Omit the pictures, then write out every entry exactly as it reads.
------------------------------------------------------------
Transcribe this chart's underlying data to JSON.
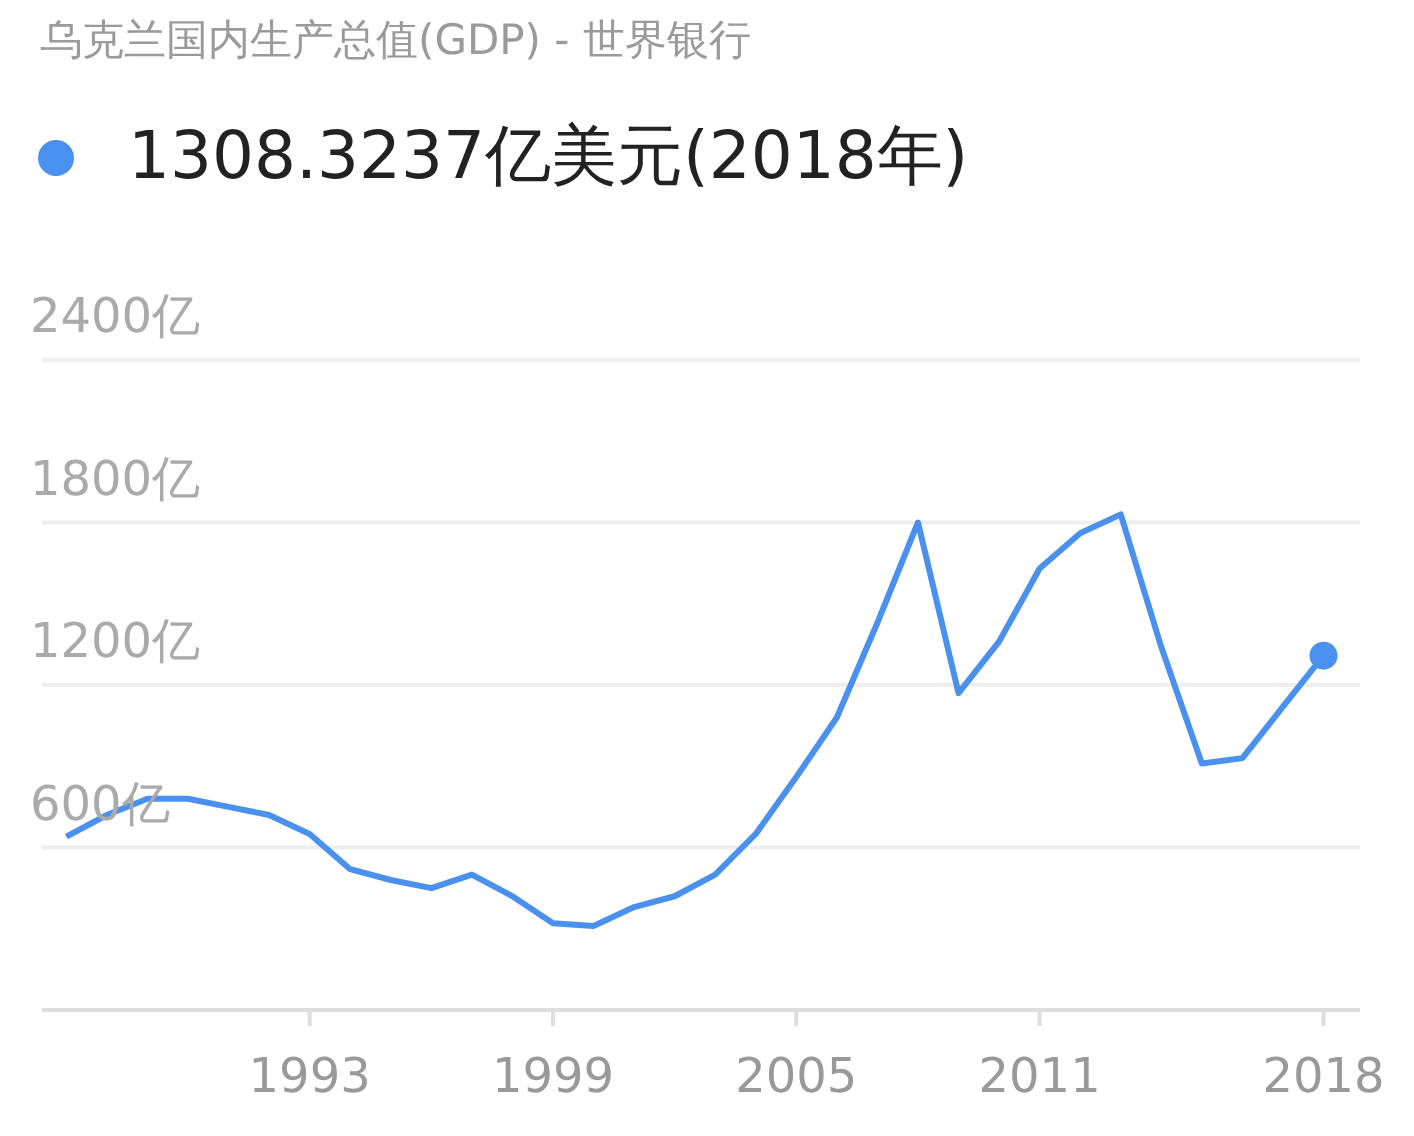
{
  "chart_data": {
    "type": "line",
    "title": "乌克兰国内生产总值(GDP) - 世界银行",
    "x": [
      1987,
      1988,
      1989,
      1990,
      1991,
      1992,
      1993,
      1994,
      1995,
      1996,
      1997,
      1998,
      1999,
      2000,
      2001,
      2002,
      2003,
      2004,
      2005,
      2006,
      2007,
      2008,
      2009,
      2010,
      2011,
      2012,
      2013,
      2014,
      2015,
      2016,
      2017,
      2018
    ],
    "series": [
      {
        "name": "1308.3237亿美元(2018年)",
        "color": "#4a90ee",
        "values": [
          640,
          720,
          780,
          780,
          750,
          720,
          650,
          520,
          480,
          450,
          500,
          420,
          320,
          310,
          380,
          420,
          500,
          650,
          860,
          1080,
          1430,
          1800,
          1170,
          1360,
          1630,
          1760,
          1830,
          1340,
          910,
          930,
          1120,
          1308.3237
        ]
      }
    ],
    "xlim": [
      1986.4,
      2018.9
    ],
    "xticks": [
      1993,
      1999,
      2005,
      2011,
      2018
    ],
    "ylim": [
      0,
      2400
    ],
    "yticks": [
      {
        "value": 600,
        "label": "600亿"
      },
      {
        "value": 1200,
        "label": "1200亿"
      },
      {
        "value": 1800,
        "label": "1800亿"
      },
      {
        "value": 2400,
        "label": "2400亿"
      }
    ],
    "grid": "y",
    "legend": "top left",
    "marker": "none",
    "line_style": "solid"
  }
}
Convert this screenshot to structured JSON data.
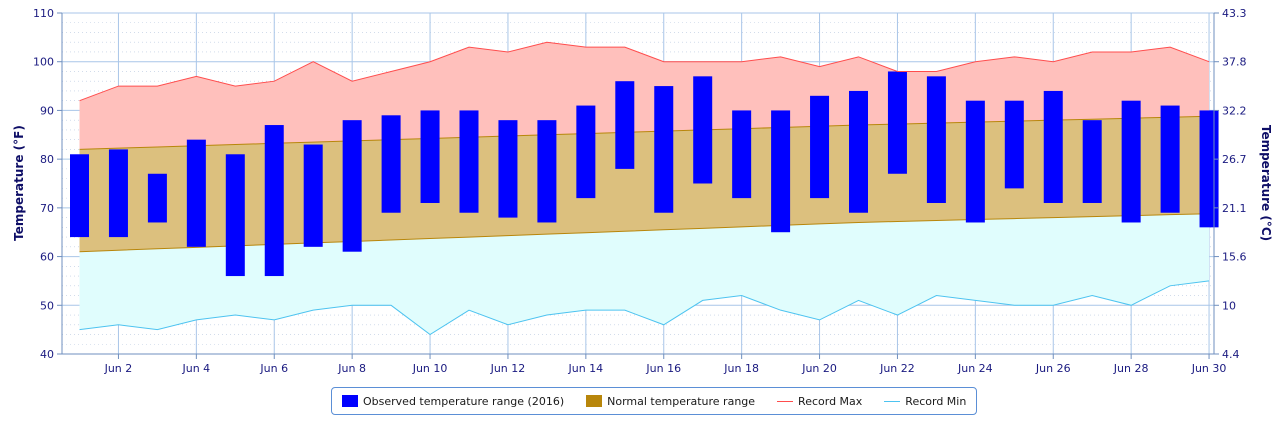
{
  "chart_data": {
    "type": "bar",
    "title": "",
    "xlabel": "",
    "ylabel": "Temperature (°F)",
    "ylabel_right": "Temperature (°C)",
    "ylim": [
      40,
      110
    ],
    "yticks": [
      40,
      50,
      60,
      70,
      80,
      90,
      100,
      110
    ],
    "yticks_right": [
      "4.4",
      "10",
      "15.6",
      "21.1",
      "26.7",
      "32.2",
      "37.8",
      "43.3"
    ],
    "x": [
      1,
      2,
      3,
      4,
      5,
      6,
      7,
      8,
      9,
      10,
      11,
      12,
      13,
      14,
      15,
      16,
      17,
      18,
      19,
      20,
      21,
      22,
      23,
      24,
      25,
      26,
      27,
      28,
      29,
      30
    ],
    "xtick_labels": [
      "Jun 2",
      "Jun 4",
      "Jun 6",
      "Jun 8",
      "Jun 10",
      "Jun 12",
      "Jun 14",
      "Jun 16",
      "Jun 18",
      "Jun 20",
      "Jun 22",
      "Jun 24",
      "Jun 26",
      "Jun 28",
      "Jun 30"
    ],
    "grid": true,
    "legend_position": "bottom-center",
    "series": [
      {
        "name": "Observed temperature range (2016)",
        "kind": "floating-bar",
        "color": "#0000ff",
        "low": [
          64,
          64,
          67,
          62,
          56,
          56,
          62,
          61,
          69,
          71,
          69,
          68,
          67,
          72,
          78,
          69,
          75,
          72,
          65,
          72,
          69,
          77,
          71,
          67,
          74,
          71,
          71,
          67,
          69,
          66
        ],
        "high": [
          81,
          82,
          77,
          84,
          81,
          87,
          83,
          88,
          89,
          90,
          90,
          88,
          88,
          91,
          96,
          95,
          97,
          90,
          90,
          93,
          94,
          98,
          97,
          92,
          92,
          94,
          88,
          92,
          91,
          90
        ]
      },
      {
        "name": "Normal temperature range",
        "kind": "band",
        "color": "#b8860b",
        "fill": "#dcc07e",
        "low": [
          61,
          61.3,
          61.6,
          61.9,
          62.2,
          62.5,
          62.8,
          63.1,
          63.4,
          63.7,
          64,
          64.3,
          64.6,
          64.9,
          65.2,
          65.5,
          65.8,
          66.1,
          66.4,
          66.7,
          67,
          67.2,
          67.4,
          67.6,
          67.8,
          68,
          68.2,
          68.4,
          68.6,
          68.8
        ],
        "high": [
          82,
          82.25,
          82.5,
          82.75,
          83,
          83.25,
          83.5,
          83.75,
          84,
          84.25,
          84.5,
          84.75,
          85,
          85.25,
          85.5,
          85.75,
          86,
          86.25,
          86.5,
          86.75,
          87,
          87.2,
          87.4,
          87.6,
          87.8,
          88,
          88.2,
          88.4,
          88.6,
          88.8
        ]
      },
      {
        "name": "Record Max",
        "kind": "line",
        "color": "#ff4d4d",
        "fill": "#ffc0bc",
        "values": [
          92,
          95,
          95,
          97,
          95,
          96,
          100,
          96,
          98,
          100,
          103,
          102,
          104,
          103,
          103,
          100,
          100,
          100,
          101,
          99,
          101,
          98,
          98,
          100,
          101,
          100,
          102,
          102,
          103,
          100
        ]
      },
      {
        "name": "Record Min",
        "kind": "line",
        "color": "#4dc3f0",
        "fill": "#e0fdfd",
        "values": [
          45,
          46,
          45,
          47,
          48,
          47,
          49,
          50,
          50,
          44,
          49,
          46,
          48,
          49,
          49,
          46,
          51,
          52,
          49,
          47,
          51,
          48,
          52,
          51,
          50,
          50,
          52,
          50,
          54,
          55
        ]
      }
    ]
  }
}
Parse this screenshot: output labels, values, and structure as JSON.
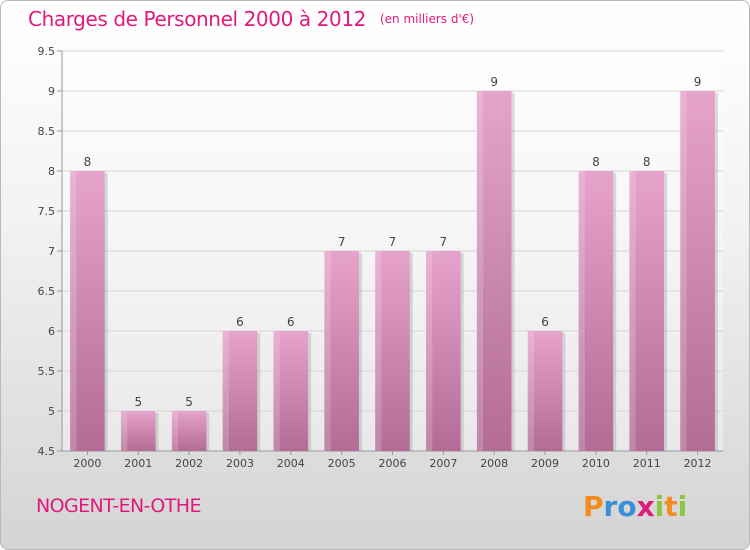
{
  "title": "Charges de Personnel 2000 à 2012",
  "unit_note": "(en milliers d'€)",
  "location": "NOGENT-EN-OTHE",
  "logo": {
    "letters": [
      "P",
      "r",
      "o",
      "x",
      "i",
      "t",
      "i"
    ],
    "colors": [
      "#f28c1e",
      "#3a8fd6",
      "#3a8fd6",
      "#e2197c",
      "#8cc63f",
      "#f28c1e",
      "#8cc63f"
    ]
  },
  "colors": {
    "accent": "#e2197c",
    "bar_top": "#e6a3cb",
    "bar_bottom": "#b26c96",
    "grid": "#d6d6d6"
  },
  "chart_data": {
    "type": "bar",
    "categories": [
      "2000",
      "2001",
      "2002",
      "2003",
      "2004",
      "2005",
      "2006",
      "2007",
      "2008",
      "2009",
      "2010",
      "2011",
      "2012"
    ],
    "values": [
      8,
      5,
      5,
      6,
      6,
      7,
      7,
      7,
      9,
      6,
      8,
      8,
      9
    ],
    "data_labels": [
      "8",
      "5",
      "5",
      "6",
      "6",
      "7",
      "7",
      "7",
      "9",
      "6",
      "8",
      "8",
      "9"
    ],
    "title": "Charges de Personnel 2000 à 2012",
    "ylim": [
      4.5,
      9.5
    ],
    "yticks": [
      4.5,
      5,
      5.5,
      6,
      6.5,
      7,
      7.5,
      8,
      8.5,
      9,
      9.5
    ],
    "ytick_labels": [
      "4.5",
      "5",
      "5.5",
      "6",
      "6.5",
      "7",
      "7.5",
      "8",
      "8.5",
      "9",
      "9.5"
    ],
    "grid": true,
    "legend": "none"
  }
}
------------------------------------------------------------
Answer to this task:
Transcribe this chart's underlying data to JSON.
{
  "chart_data": {
    "type": "line",
    "title": "乌克兰国内生产总值(GDP) - 世界银行",
    "x": [
      1987,
      1988,
      1989,
      1990,
      1991,
      1992,
      1993,
      1994,
      1995,
      1996,
      1997,
      1998,
      1999,
      2000,
      2001,
      2002,
      2003,
      2004,
      2005,
      2006,
      2007,
      2008,
      2009,
      2010,
      2011,
      2012,
      2013,
      2014,
      2015,
      2016,
      2017,
      2018
    ],
    "series": [
      {
        "name": "1308.3237亿美元(2018年)",
        "color": "#4a90ee",
        "values": [
          640,
          720,
          780,
          780,
          750,
          720,
          650,
          520,
          480,
          450,
          500,
          420,
          320,
          310,
          380,
          420,
          500,
          650,
          860,
          1080,
          1430,
          1800,
          1170,
          1360,
          1630,
          1760,
          1830,
          1340,
          910,
          930,
          1120,
          1308.3237
        ]
      }
    ],
    "xlim": [
      1986.4,
      2018.9
    ],
    "xticks": [
      1993,
      1999,
      2005,
      2011,
      2018
    ],
    "ylim": [
      0,
      2400
    ],
    "yticks": [
      {
        "value": 600,
        "label": "600亿"
      },
      {
        "value": 1200,
        "label": "1200亿"
      },
      {
        "value": 1800,
        "label": "1800亿"
      },
      {
        "value": 2400,
        "label": "2400亿"
      }
    ],
    "grid": "y",
    "legend": "top left",
    "marker": "none",
    "line_style": "solid"
  }
}
Convert this screenshot to structured JSON data.
{
  "chart_data": {
    "type": "bar",
    "title": "",
    "xlabel": "",
    "ylabel": "Temperature (°F)",
    "ylabel_right": "Temperature (°C)",
    "ylim": [
      40,
      110
    ],
    "yticks": [
      40,
      50,
      60,
      70,
      80,
      90,
      100,
      110
    ],
    "yticks_right": [
      "4.4",
      "10",
      "15.6",
      "21.1",
      "26.7",
      "32.2",
      "37.8",
      "43.3"
    ],
    "x": [
      1,
      2,
      3,
      4,
      5,
      6,
      7,
      8,
      9,
      10,
      11,
      12,
      13,
      14,
      15,
      16,
      17,
      18,
      19,
      20,
      21,
      22,
      23,
      24,
      25,
      26,
      27,
      28,
      29,
      30
    ],
    "xtick_labels": [
      "Jun 2",
      "Jun 4",
      "Jun 6",
      "Jun 8",
      "Jun 10",
      "Jun 12",
      "Jun 14",
      "Jun 16",
      "Jun 18",
      "Jun 20",
      "Jun 22",
      "Jun 24",
      "Jun 26",
      "Jun 28",
      "Jun 30"
    ],
    "grid": true,
    "legend_position": "bottom-center",
    "series": [
      {
        "name": "Observed temperature range (2016)",
        "kind": "floating-bar",
        "color": "#0000ff",
        "low": [
          64,
          64,
          67,
          62,
          56,
          56,
          62,
          61,
          69,
          71,
          69,
          68,
          67,
          72,
          78,
          69,
          75,
          72,
          65,
          72,
          69,
          77,
          71,
          67,
          74,
          71,
          71,
          67,
          69,
          66
        ],
        "high": [
          81,
          82,
          77,
          84,
          81,
          87,
          83,
          88,
          89,
          90,
          90,
          88,
          88,
          91,
          96,
          95,
          97,
          90,
          90,
          93,
          94,
          98,
          97,
          92,
          92,
          94,
          88,
          92,
          91,
          90
        ]
      },
      {
        "name": "Normal temperature range",
        "kind": "band",
        "color": "#b8860b",
        "fill": "#dcc07e",
        "low": [
          61,
          61.3,
          61.6,
          61.9,
          62.2,
          62.5,
          62.8,
          63.1,
          63.4,
          63.7,
          64,
          64.3,
          64.6,
          64.9,
          65.2,
          65.5,
          65.8,
          66.1,
          66.4,
          66.7,
          67,
          67.2,
          67.4,
          67.6,
          67.8,
          68,
          68.2,
          68.4,
          68.6,
          68.8
        ],
        "high": [
          82,
          82.25,
          82.5,
          82.75,
          83,
          83.25,
          83.5,
          83.75,
          84,
          84.25,
          84.5,
          84.75,
          85,
          85.25,
          85.5,
          85.75,
          86,
          86.25,
          86.5,
          86.75,
          87,
          87.2,
          87.4,
          87.6,
          87.8,
          88,
          88.2,
          88.4,
          88.6,
          88.8
        ]
      },
      {
        "name": "Record Max",
        "kind": "line",
        "color": "#ff4d4d",
        "fill": "#ffc0bc",
        "values": [
          92,
          95,
          95,
          97,
          95,
          96,
          100,
          96,
          98,
          100,
          103,
          102,
          104,
          103,
          103,
          100,
          100,
          100,
          101,
          99,
          101,
          98,
          98,
          100,
          101,
          100,
          102,
          102,
          103,
          100
        ]
      },
      {
        "name": "Record Min",
        "kind": "line",
        "color": "#4dc3f0",
        "fill": "#e0fdfd",
        "values": [
          45,
          46,
          45,
          47,
          48,
          47,
          49,
          50,
          50,
          44,
          49,
          46,
          48,
          49,
          49,
          46,
          51,
          52,
          49,
          47,
          51,
          48,
          52,
          51,
          50,
          50,
          52,
          50,
          54,
          55
        ]
      }
    ]
  }
}
Parse this screenshot: output labels, values, and structure as JSON.
{
  "title": "Charges de Personnel 2000 à 2012",
  "unit_note": "(en milliers d'€)",
  "location": "NOGENT-EN-OTHE",
  "logo": {
    "letters": [
      "P",
      "r",
      "o",
      "x",
      "i",
      "t",
      "i"
    ],
    "colors": [
      "#f28c1e",
      "#3a8fd6",
      "#3a8fd6",
      "#e2197c",
      "#8cc63f",
      "#f28c1e",
      "#8cc63f"
    ]
  },
  "colors": {
    "accent": "#e2197c",
    "bar_top": "#e6a3cb",
    "bar_bottom": "#b26c96",
    "grid": "#d6d6d6"
  },
  "chart_data": {
    "type": "bar",
    "categories": [
      "2000",
      "2001",
      "2002",
      "2003",
      "2004",
      "2005",
      "2006",
      "2007",
      "2008",
      "2009",
      "2010",
      "2011",
      "2012"
    ],
    "values": [
      8,
      5,
      5,
      6,
      6,
      7,
      7,
      7,
      9,
      6,
      8,
      8,
      9
    ],
    "data_labels": [
      "8",
      "5",
      "5",
      "6",
      "6",
      "7",
      "7",
      "7",
      "9",
      "6",
      "8",
      "8",
      "9"
    ],
    "title": "Charges de Personnel 2000 à 2012",
    "ylim": [
      4.5,
      9.5
    ],
    "yticks": [
      4.5,
      5,
      5.5,
      6,
      6.5,
      7,
      7.5,
      8,
      8.5,
      9,
      9.5
    ],
    "ytick_labels": [
      "4.5",
      "5",
      "5.5",
      "6",
      "6.5",
      "7",
      "7.5",
      "8",
      "8.5",
      "9",
      "9.5"
    ],
    "grid": true,
    "legend": "none"
  }
}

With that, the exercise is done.